(対象テキスト):
手放したのはユナイテッド・スーパーマーケット・ホールディングス(USMH)。都心中心の「マルエツ」、茨城地盤の「カスミ」などを傘下に抱える首都圏最大手の食品スーパーグループだ。2024年2月期の売上高は約7000億円で約530店を展開する。丸紅は保有していたUSMH親会社株式の約28%を合弁相手のイオンに売却した。

丸紅の食品事業部の広瀬真介部長代理は、「業界の変革はどんどん進んでいる。その中でマジョリティーを持たない食品スーパーに当社がスピード感を持って対応することが難しくなってきた」と話す。

かつては大きな存在感を示した丸紅

丸紅はかつてスーパー業界で大きな存在感を放っていた。

2004年に産業再生機構入りしたダイエーの支援にイオンとともに乗り出し、一時は44%超を出資する筆頭株主になった。ほかにも2003年に東武鉄道から東武ストア株17.5%をマルエツとともに引き受けたり、相鉄ホールディングスが持っていた相鉄ローゼンを2012年に20%取得したりした。

だが、ダイエー株は2013年にイオンに売却。33%超まで保有していた東武ストア株も2018年に売却、相鉄ローゼン株も事業強化にメドがついたとして2019年に売却した。丸紅にとってUSMHはスーパーマーケット事業で最後に残った案件だった。

(作業内容):
上の丸紅のスーパー事業に関する文章のうち、「丸紅はかつてスーパー業界で大きな存在感を放っていた。」から「2年に20%取得したりした。」までを、「2年に20%取得したりした。」を含めて一字一句変えずに書き写してください。

(提供情報):
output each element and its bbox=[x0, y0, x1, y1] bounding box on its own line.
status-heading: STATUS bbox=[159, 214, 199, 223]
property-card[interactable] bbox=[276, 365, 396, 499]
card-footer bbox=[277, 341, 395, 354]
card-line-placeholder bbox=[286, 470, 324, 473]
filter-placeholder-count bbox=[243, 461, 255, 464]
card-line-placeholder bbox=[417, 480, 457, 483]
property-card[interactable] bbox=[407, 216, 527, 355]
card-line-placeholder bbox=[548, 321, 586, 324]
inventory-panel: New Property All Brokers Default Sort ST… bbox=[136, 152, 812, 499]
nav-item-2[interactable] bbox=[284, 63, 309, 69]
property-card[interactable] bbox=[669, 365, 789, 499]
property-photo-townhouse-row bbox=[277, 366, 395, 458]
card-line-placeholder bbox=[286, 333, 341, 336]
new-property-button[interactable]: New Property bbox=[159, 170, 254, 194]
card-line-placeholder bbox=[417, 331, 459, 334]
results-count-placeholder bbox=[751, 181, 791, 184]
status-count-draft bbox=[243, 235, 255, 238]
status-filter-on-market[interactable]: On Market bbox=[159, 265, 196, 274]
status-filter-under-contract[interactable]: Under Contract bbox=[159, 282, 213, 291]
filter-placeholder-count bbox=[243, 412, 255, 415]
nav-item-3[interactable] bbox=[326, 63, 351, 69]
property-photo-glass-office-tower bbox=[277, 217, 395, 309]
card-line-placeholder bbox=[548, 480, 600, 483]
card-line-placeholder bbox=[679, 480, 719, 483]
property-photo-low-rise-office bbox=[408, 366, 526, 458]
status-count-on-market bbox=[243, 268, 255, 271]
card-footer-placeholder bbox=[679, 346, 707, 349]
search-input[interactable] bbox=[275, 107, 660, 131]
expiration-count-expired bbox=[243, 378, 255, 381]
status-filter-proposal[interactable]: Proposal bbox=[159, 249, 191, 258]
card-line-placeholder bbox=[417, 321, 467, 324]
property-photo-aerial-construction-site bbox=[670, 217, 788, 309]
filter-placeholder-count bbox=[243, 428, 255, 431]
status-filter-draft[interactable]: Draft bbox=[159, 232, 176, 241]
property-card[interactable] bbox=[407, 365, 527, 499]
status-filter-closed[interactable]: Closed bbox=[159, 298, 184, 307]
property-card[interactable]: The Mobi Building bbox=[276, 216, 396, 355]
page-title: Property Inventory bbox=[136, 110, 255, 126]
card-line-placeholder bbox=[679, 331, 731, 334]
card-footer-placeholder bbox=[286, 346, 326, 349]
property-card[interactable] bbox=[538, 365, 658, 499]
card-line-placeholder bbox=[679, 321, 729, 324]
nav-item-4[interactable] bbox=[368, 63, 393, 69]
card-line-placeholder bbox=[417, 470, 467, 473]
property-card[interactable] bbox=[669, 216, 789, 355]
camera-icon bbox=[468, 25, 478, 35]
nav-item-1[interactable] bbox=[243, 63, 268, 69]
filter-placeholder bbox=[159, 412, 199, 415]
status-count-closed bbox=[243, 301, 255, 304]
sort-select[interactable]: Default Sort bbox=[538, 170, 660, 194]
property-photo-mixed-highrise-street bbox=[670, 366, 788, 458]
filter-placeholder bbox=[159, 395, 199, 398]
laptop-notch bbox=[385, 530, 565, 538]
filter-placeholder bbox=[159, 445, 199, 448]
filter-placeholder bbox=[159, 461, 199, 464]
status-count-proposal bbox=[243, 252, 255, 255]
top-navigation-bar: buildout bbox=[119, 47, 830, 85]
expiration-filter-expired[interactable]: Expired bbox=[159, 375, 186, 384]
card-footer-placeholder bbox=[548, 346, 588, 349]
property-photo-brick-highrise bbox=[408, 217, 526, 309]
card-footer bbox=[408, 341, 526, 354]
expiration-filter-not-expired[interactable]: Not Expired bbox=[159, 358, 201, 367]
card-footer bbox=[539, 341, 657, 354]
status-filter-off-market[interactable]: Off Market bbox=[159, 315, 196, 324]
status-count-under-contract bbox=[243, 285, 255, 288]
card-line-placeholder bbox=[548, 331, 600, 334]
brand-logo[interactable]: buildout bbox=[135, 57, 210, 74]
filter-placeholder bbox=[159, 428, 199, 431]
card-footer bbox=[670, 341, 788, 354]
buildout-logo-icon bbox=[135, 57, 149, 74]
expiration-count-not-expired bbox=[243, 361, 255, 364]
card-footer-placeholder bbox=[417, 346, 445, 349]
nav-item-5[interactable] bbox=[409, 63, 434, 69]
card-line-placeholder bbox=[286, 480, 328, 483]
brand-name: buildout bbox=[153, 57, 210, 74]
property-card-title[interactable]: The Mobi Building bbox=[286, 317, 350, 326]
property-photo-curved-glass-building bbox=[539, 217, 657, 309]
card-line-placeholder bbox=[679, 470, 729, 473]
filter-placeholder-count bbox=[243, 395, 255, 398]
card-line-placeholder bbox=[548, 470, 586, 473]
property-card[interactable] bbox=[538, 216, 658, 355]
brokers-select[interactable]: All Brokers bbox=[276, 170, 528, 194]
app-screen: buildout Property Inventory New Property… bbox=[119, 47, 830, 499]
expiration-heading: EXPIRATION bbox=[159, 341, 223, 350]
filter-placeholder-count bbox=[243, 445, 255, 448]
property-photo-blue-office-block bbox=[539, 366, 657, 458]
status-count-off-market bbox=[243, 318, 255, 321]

(回答欄):
丸紅はかつてスーパー業界で大きな存在感を放っていた。

2004年に産業再生機構入りしたダイエーの支援にイオンとともに乗り出し、一時は44%超を出資する筆頭株主になった。ほかにも2003年に東武鉄道から東武ストア株17.5%をマルエツとともに引き受けたり、相鉄ホールディングスが持っていた相鉄ローゼンを2012年に20%取得したりした。